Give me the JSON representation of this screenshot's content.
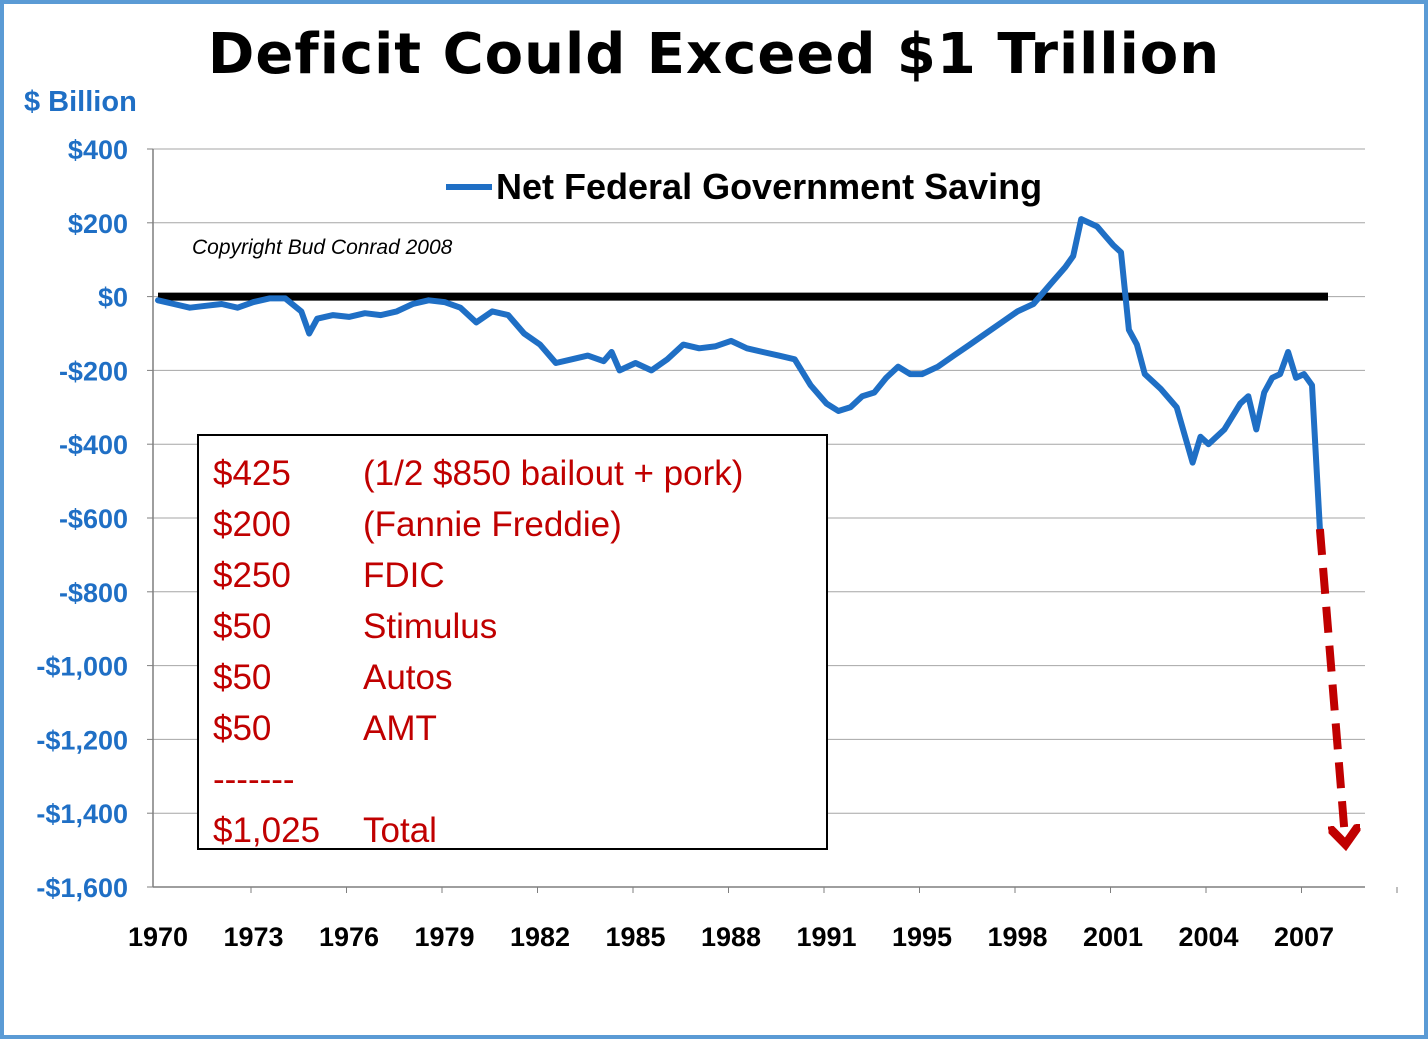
{
  "chart_data": {
    "type": "line",
    "title": "Deficit Could Exceed $1 Trillion",
    "ylabel": "$ Billion",
    "ylim": [
      -1600,
      400
    ],
    "yticks": [
      400,
      200,
      0,
      -200,
      -400,
      -600,
      -800,
      -1000,
      -1200,
      -1400,
      -1600
    ],
    "ytick_labels": [
      "$400",
      "$200",
      "$0",
      "-$200",
      "-$400",
      "-$600",
      "-$800",
      "-$1,000",
      "-$1,200",
      "-$1,400",
      "-$1,600"
    ],
    "xtick_labels": [
      "1970",
      "1973",
      "1976",
      "1979",
      "1982",
      "1985",
      "1988",
      "1991",
      "1995",
      "1998",
      "2001",
      "2004",
      "2007"
    ],
    "grid": "horizontal",
    "legend_position": "top-center",
    "series": [
      {
        "name": "Net Federal Government Saving",
        "color": "#1f6fc5",
        "x": [
          1970.0,
          1970.5,
          1971.0,
          1971.5,
          1972.0,
          1972.5,
          1973.0,
          1973.5,
          1974.0,
          1974.5,
          1974.75,
          1975.0,
          1975.5,
          1976.0,
          1976.5,
          1977.0,
          1977.5,
          1978.0,
          1978.5,
          1979.0,
          1979.5,
          1980.0,
          1980.5,
          1981.0,
          1981.5,
          1982.0,
          1982.5,
          1983.0,
          1983.5,
          1984.0,
          1984.25,
          1984.5,
          1985.0,
          1985.5,
          1986.0,
          1986.5,
          1987.0,
          1987.5,
          1988.0,
          1988.5,
          1989.0,
          1989.5,
          1990.0,
          1990.5,
          1991.0,
          1991.5,
          1992.0,
          1992.5,
          1993.0,
          1993.5,
          1994.0,
          1994.5,
          1995.0,
          1995.5,
          1996.0,
          1996.5,
          1997.0,
          1997.5,
          1998.0,
          1998.5,
          1999.0,
          1999.5,
          1999.75,
          2000.0,
          2000.5,
          2000.75,
          2001.0,
          2001.25,
          2001.5,
          2001.75,
          2002.0,
          2002.5,
          2003.0,
          2003.5,
          2003.75,
          2004.0,
          2004.5,
          2005.0,
          2005.25,
          2005.5,
          2005.75,
          2006.0,
          2006.25,
          2006.5,
          2006.75,
          2007.0,
          2007.25,
          2007.5
        ],
        "values": [
          -10,
          -20,
          -30,
          -25,
          -20,
          -30,
          -15,
          -5,
          -5,
          -40,
          -100,
          -60,
          -50,
          -55,
          -45,
          -50,
          -40,
          -20,
          -10,
          -15,
          -30,
          -70,
          -40,
          -50,
          -100,
          -130,
          -180,
          -170,
          -160,
          -175,
          -150,
          -200,
          -180,
          -200,
          -170,
          -130,
          -140,
          -135,
          -120,
          -140,
          -150,
          -160,
          -170,
          -240,
          -290,
          -310,
          -300,
          -270,
          -260,
          -220,
          -190,
          -210,
          -210,
          -190,
          -160,
          -130,
          -100,
          -70,
          -40,
          -20,
          30,
          80,
          110,
          210,
          190,
          165,
          140,
          120,
          -90,
          -130,
          -210,
          -250,
          -300,
          -450,
          -380,
          -400,
          -360,
          -290,
          -270,
          -360,
          -260,
          -220,
          -210,
          -150,
          -220,
          -210,
          -240,
          -630
        ]
      }
    ],
    "projection": {
      "from": {
        "x": 2007.5,
        "y": -630
      },
      "to": {
        "x": 2008.3,
        "y": -1480
      },
      "color": "#c00000",
      "style": "dashed-arrow"
    },
    "zero_line_color": "#000000",
    "annotations": [
      "Copyright Bud Conrad  2008"
    ]
  },
  "legend_label": "Net Federal Government Saving",
  "copyright": "Copyright Bud Conrad  2008",
  "breakdown": [
    {
      "amount": "$425",
      "item": "(1/2 $850 bailout + pork)"
    },
    {
      "amount": "$200",
      "item": "(Fannie Freddie)"
    },
    {
      "amount": "$250",
      "item": "FDIC"
    },
    {
      "amount": "$50",
      "item": "Stimulus"
    },
    {
      "amount": "$50",
      "item": "Autos"
    },
    {
      "amount": "$50",
      "item": "AMT"
    },
    {
      "amount": "-------",
      "item": ""
    },
    {
      "amount": "$1,025",
      "item": "Total"
    }
  ],
  "breakdown_color": "#c00000",
  "frame_color": "#5b9bd5"
}
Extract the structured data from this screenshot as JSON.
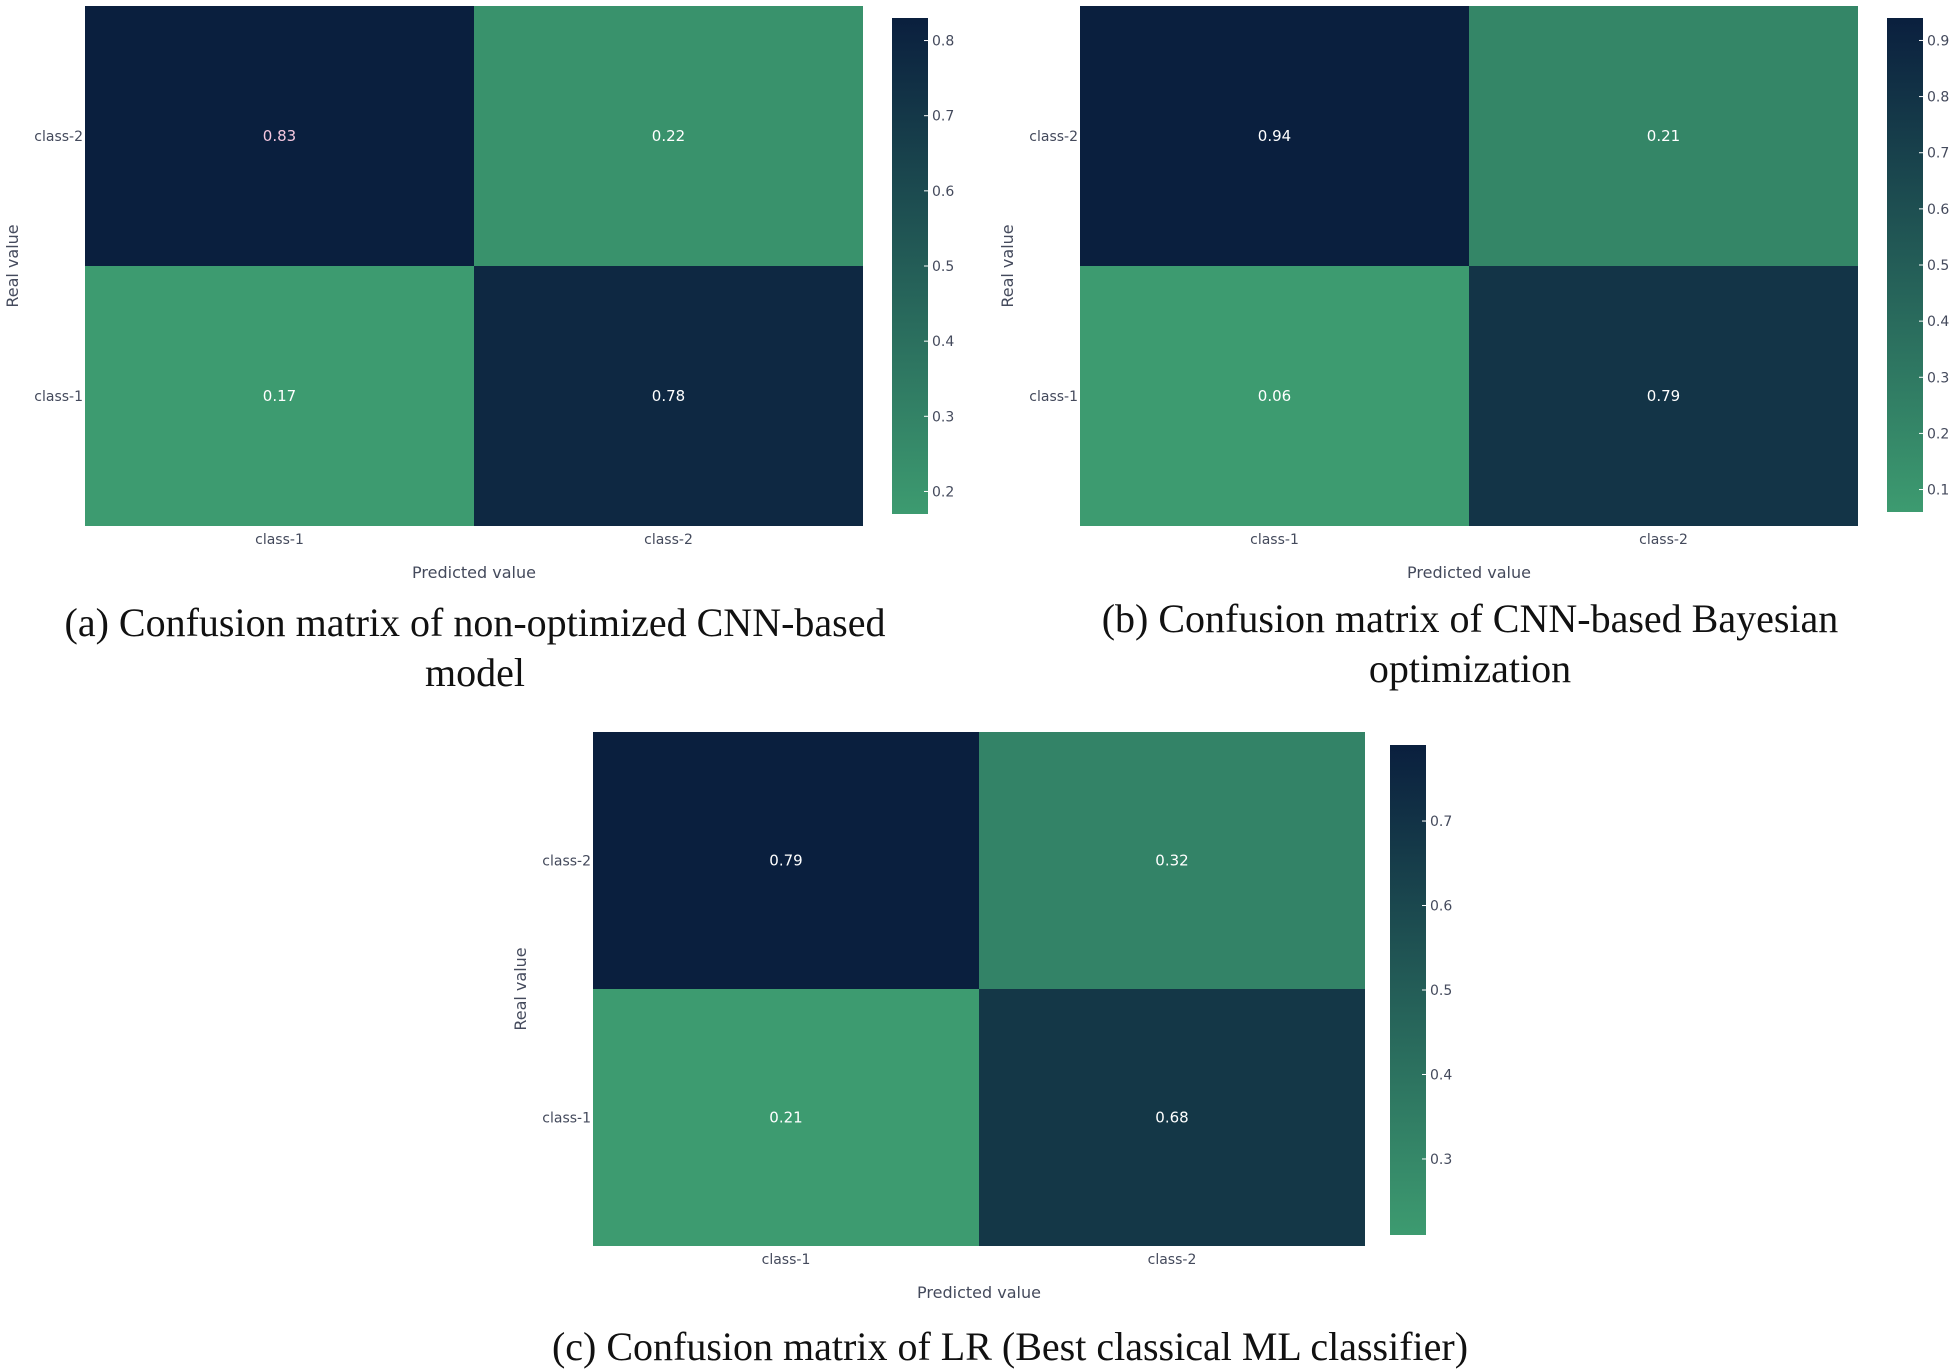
{
  "chart_data": [
    {
      "type": "heatmap",
      "caption": "(a) Confusion matrix of non-optimized CNN-based model",
      "xlabel": "Predicted value",
      "ylabel": "Real value",
      "x_categories": [
        "class-1",
        "class-2"
      ],
      "y_categories": [
        "class-1",
        "class-2"
      ],
      "z": [
        [
          0.17,
          0.78
        ],
        [
          0.83,
          0.22
        ]
      ],
      "cell_labels": [
        [
          "0.17",
          "0.78"
        ],
        [
          "0.83",
          "0.22"
        ]
      ],
      "colorbar": {
        "range": [
          0.17,
          0.83
        ],
        "ticks": [
          0.2,
          0.3,
          0.4,
          0.5,
          0.6,
          0.7,
          0.8
        ],
        "tick_labels": [
          "0.2",
          "0.3",
          "0.4",
          "0.5",
          "0.6",
          "0.7",
          "0.8"
        ],
        "low_color": "#3d9b70",
        "high_color": "#0a1f3e"
      }
    },
    {
      "type": "heatmap",
      "caption": "(b) Confusion matrix of CNN-based Bayesian optimization",
      "xlabel": "Predicted value",
      "ylabel": "Real value",
      "x_categories": [
        "class-1",
        "class-2"
      ],
      "y_categories": [
        "class-1",
        "class-2"
      ],
      "z": [
        [
          0.06,
          0.79
        ],
        [
          0.94,
          0.21
        ]
      ],
      "cell_labels": [
        [
          "0.06",
          "0.79"
        ],
        [
          "0.94",
          "0.21"
        ]
      ],
      "colorbar": {
        "range": [
          0.06,
          0.94
        ],
        "ticks": [
          0.1,
          0.2,
          0.3,
          0.4,
          0.5,
          0.6,
          0.7,
          0.8,
          0.9
        ],
        "tick_labels": [
          "0.1",
          "0.2",
          "0.3",
          "0.4",
          "0.5",
          "0.6",
          "0.7",
          "0.8",
          "0.9"
        ],
        "low_color": "#3d9b70",
        "high_color": "#0a1f3e"
      }
    },
    {
      "type": "heatmap",
      "caption": "(c) Confusion matrix of LR (Best classical ML classifier)",
      "xlabel": "Predicted value",
      "ylabel": "Real value",
      "x_categories": [
        "class-1",
        "class-2"
      ],
      "y_categories": [
        "class-1",
        "class-2"
      ],
      "z": [
        [
          0.21,
          0.68
        ],
        [
          0.79,
          0.32
        ]
      ],
      "cell_labels": [
        [
          "0.21",
          "0.68"
        ],
        [
          "0.79",
          "0.32"
        ]
      ],
      "colorbar": {
        "range": [
          0.21,
          0.79
        ],
        "ticks": [
          0.3,
          0.4,
          0.5,
          0.6,
          0.7
        ],
        "tick_labels": [
          "0.3",
          "0.4",
          "0.5",
          "0.6",
          "0.7"
        ],
        "low_color": "#3d9b70",
        "high_color": "#0a1f3e"
      }
    }
  ]
}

> **Exercise requirements**
Repeat the data exactly, without the pictures.

> **Output below**
Give me the JSON representation of this screenshot's content.
{
  "chart_data": {
    "type": "line",
    "title": "Deficit Could Exceed $1 Trillion",
    "ylabel": "$ Billion",
    "ylim": [
      -1600,
      400
    ],
    "yticks": [
      400,
      200,
      0,
      -200,
      -400,
      -600,
      -800,
      -1000,
      -1200,
      -1400,
      -1600
    ],
    "ytick_labels": [
      "$400",
      "$200",
      "$0",
      "-$200",
      "-$400",
      "-$600",
      "-$800",
      "-$1,000",
      "-$1,200",
      "-$1,400",
      "-$1,600"
    ],
    "xtick_labels": [
      "1970",
      "1973",
      "1976",
      "1979",
      "1982",
      "1985",
      "1988",
      "1991",
      "1995",
      "1998",
      "2001",
      "2004",
      "2007"
    ],
    "grid": "horizontal",
    "legend_position": "top-center",
    "series": [
      {
        "name": "Net Federal Government Saving",
        "color": "#1f6fc5",
        "x": [
          1970.0,
          1970.5,
          1971.0,
          1971.5,
          1972.0,
          1972.5,
          1973.0,
          1973.5,
          1974.0,
          1974.5,
          1974.75,
          1975.0,
          1975.5,
          1976.0,
          1976.5,
          1977.0,
          1977.5,
          1978.0,
          1978.5,
          1979.0,
          1979.5,
          1980.0,
          1980.5,
          1981.0,
          1981.5,
          1982.0,
          1982.5,
          1983.0,
          1983.5,
          1984.0,
          1984.25,
          1984.5,
          1985.0,
          1985.5,
          1986.0,
          1986.5,
          1987.0,
          1987.5,
          1988.0,
          1988.5,
          1989.0,
          1989.5,
          1990.0,
          1990.5,
          1991.0,
          1991.5,
          1992.0,
          1992.5,
          1993.0,
          1993.5,
          1994.0,
          1994.5,
          1995.0,
          1995.5,
          1996.0,
          1996.5,
          1997.0,
          1997.5,
          1998.0,
          1998.5,
          1999.0,
          1999.5,
          1999.75,
          2000.0,
          2000.5,
          2000.75,
          2001.0,
          2001.25,
          2001.5,
          2001.75,
          2002.0,
          2002.5,
          2003.0,
          2003.5,
          2003.75,
          2004.0,
          2004.5,
          2005.0,
          2005.25,
          2005.5,
          2005.75,
          2006.0,
          2006.25,
          2006.5,
          2006.75,
          2007.0,
          2007.25,
          2007.5
        ],
        "values": [
          -10,
          -20,
          -30,
          -25,
          -20,
          -30,
          -15,
          -5,
          -5,
          -40,
          -100,
          -60,
          -50,
          -55,
          -45,
          -50,
          -40,
          -20,
          -10,
          -15,
          -30,
          -70,
          -40,
          -50,
          -100,
          -130,
          -180,
          -170,
          -160,
          -175,
          -150,
          -200,
          -180,
          -200,
          -170,
          -130,
          -140,
          -135,
          -120,
          -140,
          -150,
          -160,
          -170,
          -240,
          -290,
          -310,
          -300,
          -270,
          -260,
          -220,
          -190,
          -210,
          -210,
          -190,
          -160,
          -130,
          -100,
          -70,
          -40,
          -20,
          30,
          80,
          110,
          210,
          190,
          165,
          140,
          120,
          -90,
          -130,
          -210,
          -250,
          -300,
          -450,
          -380,
          -400,
          -360,
          -290,
          -270,
          -360,
          -260,
          -220,
          -210,
          -150,
          -220,
          -210,
          -240,
          -630
        ]
      }
    ],
    "projection": {
      "from": {
        "x": 2007.5,
        "y": -630
      },
      "to": {
        "x": 2008.3,
        "y": -1480
      },
      "color": "#c00000",
      "style": "dashed-arrow"
    },
    "zero_line_color": "#000000",
    "annotations": [
      "Copyright Bud Conrad  2008"
    ]
  },
  "legend_label": "Net Federal Government Saving",
  "copyright": "Copyright Bud Conrad  2008",
  "breakdown": [
    {
      "amount": "$425",
      "item": "(1/2 $850 bailout + pork)"
    },
    {
      "amount": "$200",
      "item": "(Fannie Freddie)"
    },
    {
      "amount": "$250",
      "item": "FDIC"
    },
    {
      "amount": "$50",
      "item": "Stimulus"
    },
    {
      "amount": "$50",
      "item": "Autos"
    },
    {
      "amount": "$50",
      "item": "AMT"
    },
    {
      "amount": "-------",
      "item": ""
    },
    {
      "amount": "$1,025",
      "item": "Total"
    }
  ],
  "breakdown_color": "#c00000",
  "frame_color": "#5b9bd5"
}
Extract the structured data from this screenshot as JSON.
{
  "chart_data": [
    {
      "type": "heatmap",
      "caption": "(a) Confusion matrix of non-optimized CNN-based model",
      "xlabel": "Predicted value",
      "ylabel": "Real value",
      "x_categories": [
        "class-1",
        "class-2"
      ],
      "y_categories": [
        "class-1",
        "class-2"
      ],
      "z": [
        [
          0.17,
          0.78
        ],
        [
          0.83,
          0.22
        ]
      ],
      "cell_labels": [
        [
          "0.17",
          "0.78"
        ],
        [
          "0.83",
          "0.22"
        ]
      ],
      "colorbar": {
        "range": [
          0.17,
          0.83
        ],
        "ticks": [
          0.2,
          0.3,
          0.4,
          0.5,
          0.6,
          0.7,
          0.8
        ],
        "tick_labels": [
          "0.2",
          "0.3",
          "0.4",
          "0.5",
          "0.6",
          "0.7",
          "0.8"
        ],
        "low_color": "#3d9b70",
        "high_color": "#0a1f3e"
      }
    },
    {
      "type": "heatmap",
      "caption": "(b) Confusion matrix of CNN-based Bayesian optimization",
      "xlabel": "Predicted value",
      "ylabel": "Real value",
      "x_categories": [
        "class-1",
        "class-2"
      ],
      "y_categories": [
        "class-1",
        "class-2"
      ],
      "z": [
        [
          0.06,
          0.79
        ],
        [
          0.94,
          0.21
        ]
      ],
      "cell_labels": [
        [
          "0.06",
          "0.79"
        ],
        [
          "0.94",
          "0.21"
        ]
      ],
      "colorbar": {
        "range": [
          0.06,
          0.94
        ],
        "ticks": [
          0.1,
          0.2,
          0.3,
          0.4,
          0.5,
          0.6,
          0.7,
          0.8,
          0.9
        ],
        "tick_labels": [
          "0.1",
          "0.2",
          "0.3",
          "0.4",
          "0.5",
          "0.6",
          "0.7",
          "0.8",
          "0.9"
        ],
        "low_color": "#3d9b70",
        "high_color": "#0a1f3e"
      }
    },
    {
      "type": "heatmap",
      "caption": "(c) Confusion matrix of LR (Best classical ML classifier)",
      "xlabel": "Predicted value",
      "ylabel": "Real value",
      "x_categories": [
        "class-1",
        "class-2"
      ],
      "y_categories": [
        "class-1",
        "class-2"
      ],
      "z": [
        [
          0.21,
          0.68
        ],
        [
          0.79,
          0.32
        ]
      ],
      "cell_labels": [
        [
          "0.21",
          "0.68"
        ],
        [
          "0.79",
          "0.32"
        ]
      ],
      "colorbar": {
        "range": [
          0.21,
          0.79
        ],
        "ticks": [
          0.3,
          0.4,
          0.5,
          0.6,
          0.7
        ],
        "tick_labels": [
          "0.3",
          "0.4",
          "0.5",
          "0.6",
          "0.7"
        ],
        "low_color": "#3d9b70",
        "high_color": "#0a1f3e"
      }
    }
  ]
}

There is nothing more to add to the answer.